**EXERCISE DESCRIPTION:** Leaving out every picture, quote the data below exactly as it appears.

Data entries
== == ==
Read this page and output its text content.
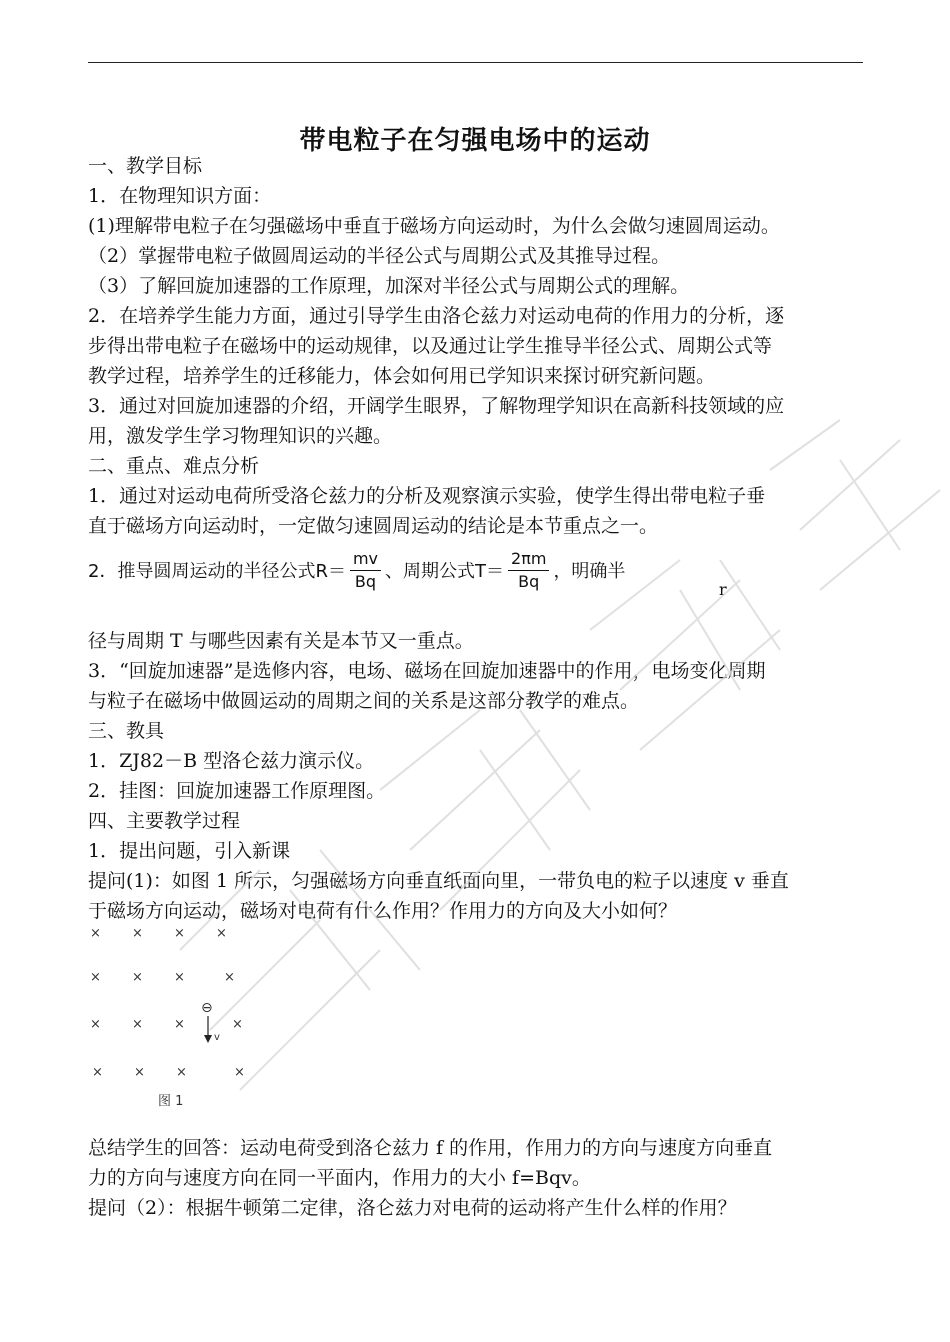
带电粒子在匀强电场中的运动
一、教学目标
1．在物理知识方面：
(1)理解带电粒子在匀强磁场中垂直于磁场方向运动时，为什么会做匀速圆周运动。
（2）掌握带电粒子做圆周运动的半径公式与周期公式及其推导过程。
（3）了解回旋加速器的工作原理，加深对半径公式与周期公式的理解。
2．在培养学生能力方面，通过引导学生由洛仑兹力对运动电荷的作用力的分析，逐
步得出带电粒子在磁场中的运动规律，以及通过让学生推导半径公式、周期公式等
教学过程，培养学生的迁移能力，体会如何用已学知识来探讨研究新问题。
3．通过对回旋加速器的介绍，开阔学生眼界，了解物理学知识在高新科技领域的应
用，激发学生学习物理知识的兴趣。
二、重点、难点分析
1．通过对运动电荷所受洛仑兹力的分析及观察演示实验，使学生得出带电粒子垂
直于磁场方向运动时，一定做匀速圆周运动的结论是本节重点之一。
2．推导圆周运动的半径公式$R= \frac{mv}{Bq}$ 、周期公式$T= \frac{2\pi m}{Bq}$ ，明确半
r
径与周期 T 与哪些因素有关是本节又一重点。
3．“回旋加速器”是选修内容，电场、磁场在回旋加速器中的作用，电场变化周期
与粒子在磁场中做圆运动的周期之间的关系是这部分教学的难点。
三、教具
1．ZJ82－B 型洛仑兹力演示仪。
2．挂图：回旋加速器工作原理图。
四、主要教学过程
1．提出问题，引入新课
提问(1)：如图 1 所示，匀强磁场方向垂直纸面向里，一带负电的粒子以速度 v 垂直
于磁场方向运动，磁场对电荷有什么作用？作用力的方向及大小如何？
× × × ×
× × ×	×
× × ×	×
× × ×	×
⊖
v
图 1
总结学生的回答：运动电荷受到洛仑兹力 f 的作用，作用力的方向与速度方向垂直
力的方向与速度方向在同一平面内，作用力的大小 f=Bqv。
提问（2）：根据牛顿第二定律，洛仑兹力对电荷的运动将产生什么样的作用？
== == ==
**TASK ANSWER:**
Read this page and output its text content.
带电粒子在匀强电场中的运动
一、教学目标
1．在物理知识方面：
(1)理解带电粒子在匀强磁场中垂直于磁场方向运动时，为什么会做匀速圆周运动。
（2）掌握带电粒子做圆周运动的半径公式与周期公式及其推导过程。
（3）了解回旋加速器的工作原理，加深对半径公式与周期公式的理解。
2．在培养学生能力方面，通过引导学生由洛仑兹力对运动电荷的作用力的分析，逐
步得出带电粒子在磁场中的运动规律，以及通过让学生推导半径公式、周期公式等
教学过程，培养学生的迁移能力，体会如何用已学知识来探讨研究新问题。
3．通过对回旋加速器的介绍，开阔学生眼界，了解物理学知识在高新科技领域的应
用，激发学生学习物理知识的兴趣。
二、重点、难点分析
1．通过对运动电荷所受洛仑兹力的分析及观察演示实验，使学生得出带电粒子垂
直于磁场方向运动时，一定做匀速圆周运动的结论是本节重点之一。
2．推导圆周运动的半径公式$R= \frac{mv}{Bq}$ 、周期公式$T= \frac{2\pi m}{Bq}$ ，明确半
r
径与周期 T 与哪些因素有关是本节又一重点。
3．“回旋加速器”是选修内容，电场、磁场在回旋加速器中的作用，电场变化周期
与粒子在磁场中做圆运动的周期之间的关系是这部分教学的难点。
三、教具
1．ZJ82－B 型洛仑兹力演示仪。
2．挂图：回旋加速器工作原理图。
四、主要教学过程
1．提出问题，引入新课
提问(1)：如图 1 所示，匀强磁场方向垂直纸面向里，一带负电的粒子以速度 v 垂直
于磁场方向运动，磁场对电荷有什么作用？作用力的方向及大小如何？
× × × ×
× × ×	×
× × ×	×
× × ×	×
⊖
v
图 1
总结学生的回答：运动电荷受到洛仑兹力 f 的作用，作用力的方向与速度方向垂直
力的方向与速度方向在同一平面内，作用力的大小 f=Bqv。
提问（2）：根据牛顿第二定律，洛仑兹力对电荷的运动将产生什么样的作用？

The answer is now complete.